== WRITTEN REQUEST ==
Count how many lines hold the word "Inactive" and give that number as the whole answer.

━━━ PROVIDED DATA

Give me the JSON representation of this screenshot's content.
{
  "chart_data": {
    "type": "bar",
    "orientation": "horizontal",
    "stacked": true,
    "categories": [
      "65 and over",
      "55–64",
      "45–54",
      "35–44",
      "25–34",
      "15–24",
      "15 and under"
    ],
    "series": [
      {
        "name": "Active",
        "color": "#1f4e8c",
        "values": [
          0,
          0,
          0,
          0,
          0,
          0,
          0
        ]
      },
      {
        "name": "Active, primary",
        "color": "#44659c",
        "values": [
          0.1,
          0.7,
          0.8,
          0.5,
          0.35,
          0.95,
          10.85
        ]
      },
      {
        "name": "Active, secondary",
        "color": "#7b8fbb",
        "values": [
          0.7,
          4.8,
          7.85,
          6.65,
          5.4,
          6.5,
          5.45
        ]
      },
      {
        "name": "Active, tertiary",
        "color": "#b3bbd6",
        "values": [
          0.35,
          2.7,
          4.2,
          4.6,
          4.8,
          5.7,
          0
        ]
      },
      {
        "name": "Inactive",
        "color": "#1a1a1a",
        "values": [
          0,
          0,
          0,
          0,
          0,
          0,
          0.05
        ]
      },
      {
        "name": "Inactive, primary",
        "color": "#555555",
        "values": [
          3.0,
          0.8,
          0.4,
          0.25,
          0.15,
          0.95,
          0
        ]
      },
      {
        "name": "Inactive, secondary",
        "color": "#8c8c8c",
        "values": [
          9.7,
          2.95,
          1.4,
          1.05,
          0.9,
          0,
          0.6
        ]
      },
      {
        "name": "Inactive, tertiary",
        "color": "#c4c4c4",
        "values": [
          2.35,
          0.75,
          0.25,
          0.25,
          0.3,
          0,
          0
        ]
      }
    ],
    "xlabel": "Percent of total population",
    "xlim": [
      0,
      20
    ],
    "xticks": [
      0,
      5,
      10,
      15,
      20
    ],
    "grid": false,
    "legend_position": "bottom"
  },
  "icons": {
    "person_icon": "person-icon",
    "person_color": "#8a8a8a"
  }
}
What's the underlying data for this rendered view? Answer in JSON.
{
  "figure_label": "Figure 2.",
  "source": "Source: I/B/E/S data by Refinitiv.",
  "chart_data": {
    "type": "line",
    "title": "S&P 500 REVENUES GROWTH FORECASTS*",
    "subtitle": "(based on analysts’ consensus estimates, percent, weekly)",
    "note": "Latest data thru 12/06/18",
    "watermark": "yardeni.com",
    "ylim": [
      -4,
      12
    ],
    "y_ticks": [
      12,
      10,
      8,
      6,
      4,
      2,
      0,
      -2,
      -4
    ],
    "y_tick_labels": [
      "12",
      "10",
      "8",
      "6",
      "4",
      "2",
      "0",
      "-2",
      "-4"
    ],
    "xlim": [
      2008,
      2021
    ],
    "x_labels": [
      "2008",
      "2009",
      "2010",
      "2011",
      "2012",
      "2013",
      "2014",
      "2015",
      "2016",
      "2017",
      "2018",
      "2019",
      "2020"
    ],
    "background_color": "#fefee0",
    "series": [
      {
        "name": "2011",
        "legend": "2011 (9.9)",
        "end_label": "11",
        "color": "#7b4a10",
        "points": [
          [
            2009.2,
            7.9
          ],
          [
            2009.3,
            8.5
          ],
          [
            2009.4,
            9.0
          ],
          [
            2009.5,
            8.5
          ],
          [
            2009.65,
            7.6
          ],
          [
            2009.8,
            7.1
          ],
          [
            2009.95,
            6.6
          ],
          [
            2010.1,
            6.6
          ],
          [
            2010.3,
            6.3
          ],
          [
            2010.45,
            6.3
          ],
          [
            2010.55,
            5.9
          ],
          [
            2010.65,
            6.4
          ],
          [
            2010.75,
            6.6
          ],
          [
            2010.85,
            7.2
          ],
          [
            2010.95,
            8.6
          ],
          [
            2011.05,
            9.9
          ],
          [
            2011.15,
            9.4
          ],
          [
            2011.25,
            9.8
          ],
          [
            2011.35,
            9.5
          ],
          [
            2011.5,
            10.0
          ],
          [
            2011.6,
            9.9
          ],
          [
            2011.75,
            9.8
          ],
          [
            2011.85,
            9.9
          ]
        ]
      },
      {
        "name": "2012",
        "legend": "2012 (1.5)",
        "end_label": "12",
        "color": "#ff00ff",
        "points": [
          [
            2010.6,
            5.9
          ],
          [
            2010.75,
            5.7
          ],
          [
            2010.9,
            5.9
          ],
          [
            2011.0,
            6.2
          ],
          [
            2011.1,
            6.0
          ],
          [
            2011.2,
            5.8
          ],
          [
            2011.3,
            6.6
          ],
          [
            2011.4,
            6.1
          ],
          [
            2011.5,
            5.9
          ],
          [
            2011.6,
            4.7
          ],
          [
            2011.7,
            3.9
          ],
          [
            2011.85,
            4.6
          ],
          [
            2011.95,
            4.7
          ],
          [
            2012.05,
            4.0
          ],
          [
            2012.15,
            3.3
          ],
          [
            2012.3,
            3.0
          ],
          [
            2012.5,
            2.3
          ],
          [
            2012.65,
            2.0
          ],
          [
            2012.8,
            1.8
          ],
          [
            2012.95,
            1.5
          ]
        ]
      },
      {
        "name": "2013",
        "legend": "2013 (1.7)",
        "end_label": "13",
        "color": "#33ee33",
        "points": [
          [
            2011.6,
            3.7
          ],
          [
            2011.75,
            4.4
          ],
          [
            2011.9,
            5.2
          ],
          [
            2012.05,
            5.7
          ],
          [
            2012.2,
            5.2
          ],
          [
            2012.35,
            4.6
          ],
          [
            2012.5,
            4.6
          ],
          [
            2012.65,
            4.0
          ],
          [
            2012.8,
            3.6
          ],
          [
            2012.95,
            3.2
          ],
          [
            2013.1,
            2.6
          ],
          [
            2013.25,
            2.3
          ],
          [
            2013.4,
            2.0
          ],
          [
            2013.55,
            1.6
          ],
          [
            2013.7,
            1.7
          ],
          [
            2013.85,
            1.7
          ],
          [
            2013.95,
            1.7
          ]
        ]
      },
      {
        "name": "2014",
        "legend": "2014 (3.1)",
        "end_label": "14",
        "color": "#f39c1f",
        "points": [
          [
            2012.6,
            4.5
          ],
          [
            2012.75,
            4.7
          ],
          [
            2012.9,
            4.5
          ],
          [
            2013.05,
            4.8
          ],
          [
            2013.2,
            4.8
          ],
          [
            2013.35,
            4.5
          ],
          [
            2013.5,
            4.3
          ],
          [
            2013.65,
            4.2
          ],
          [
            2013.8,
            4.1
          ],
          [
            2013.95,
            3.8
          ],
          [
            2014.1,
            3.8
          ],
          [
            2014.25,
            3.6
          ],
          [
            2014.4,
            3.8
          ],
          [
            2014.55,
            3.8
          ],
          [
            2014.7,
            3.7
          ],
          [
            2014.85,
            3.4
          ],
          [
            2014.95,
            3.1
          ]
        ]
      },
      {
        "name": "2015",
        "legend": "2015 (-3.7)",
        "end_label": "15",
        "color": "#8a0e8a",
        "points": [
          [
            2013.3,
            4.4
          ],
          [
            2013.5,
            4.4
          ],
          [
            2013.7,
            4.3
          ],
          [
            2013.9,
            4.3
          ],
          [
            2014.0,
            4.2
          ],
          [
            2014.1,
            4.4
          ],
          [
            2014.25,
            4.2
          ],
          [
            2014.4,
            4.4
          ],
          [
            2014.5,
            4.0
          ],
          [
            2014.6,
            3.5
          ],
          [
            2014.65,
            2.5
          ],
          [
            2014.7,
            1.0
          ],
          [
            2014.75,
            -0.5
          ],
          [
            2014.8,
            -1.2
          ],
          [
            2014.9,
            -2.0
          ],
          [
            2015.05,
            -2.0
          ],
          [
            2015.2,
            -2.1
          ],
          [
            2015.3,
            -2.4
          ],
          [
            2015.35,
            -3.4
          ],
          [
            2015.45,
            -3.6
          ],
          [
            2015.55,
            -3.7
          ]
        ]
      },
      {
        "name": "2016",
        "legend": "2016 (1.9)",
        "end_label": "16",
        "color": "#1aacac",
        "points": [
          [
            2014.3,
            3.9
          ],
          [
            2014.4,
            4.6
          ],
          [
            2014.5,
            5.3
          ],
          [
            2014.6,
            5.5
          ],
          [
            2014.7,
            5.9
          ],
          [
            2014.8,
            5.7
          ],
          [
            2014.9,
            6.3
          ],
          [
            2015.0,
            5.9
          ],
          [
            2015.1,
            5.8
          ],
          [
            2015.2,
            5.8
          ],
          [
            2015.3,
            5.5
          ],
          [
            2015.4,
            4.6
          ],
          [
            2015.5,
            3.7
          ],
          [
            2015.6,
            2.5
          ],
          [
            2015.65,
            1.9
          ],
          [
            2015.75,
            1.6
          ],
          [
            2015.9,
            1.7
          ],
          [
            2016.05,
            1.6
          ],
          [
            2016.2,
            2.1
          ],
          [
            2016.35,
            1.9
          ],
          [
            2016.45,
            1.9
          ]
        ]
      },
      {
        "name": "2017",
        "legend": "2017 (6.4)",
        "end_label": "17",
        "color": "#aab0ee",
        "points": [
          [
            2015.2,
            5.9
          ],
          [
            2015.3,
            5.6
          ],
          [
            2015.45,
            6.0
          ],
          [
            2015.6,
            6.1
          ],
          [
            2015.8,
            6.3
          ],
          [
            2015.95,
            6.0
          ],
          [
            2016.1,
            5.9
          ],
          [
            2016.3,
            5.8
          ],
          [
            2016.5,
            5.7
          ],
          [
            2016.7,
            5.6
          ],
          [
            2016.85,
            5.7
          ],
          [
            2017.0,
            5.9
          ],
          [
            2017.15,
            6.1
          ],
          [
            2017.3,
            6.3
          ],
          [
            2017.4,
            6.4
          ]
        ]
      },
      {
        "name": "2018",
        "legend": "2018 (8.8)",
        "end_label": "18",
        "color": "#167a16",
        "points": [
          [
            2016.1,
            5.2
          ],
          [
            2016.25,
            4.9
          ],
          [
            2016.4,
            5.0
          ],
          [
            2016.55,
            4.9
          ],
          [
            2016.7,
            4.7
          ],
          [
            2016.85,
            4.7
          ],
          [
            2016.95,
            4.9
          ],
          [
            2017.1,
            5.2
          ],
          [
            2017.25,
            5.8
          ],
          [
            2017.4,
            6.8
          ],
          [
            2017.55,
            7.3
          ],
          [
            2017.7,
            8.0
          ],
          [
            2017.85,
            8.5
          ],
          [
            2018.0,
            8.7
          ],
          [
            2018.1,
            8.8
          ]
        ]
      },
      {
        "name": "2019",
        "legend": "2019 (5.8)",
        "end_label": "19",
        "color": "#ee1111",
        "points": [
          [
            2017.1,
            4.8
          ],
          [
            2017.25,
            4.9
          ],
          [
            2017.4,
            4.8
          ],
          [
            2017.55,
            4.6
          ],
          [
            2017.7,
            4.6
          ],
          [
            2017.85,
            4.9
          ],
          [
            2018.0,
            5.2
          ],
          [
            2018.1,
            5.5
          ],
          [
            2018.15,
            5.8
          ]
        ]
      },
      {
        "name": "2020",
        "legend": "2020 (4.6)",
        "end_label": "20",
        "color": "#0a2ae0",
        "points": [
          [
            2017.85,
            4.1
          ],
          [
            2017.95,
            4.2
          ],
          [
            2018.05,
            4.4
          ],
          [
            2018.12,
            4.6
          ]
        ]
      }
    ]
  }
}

━━━━━━

== RESULT OF THE TASK ==
4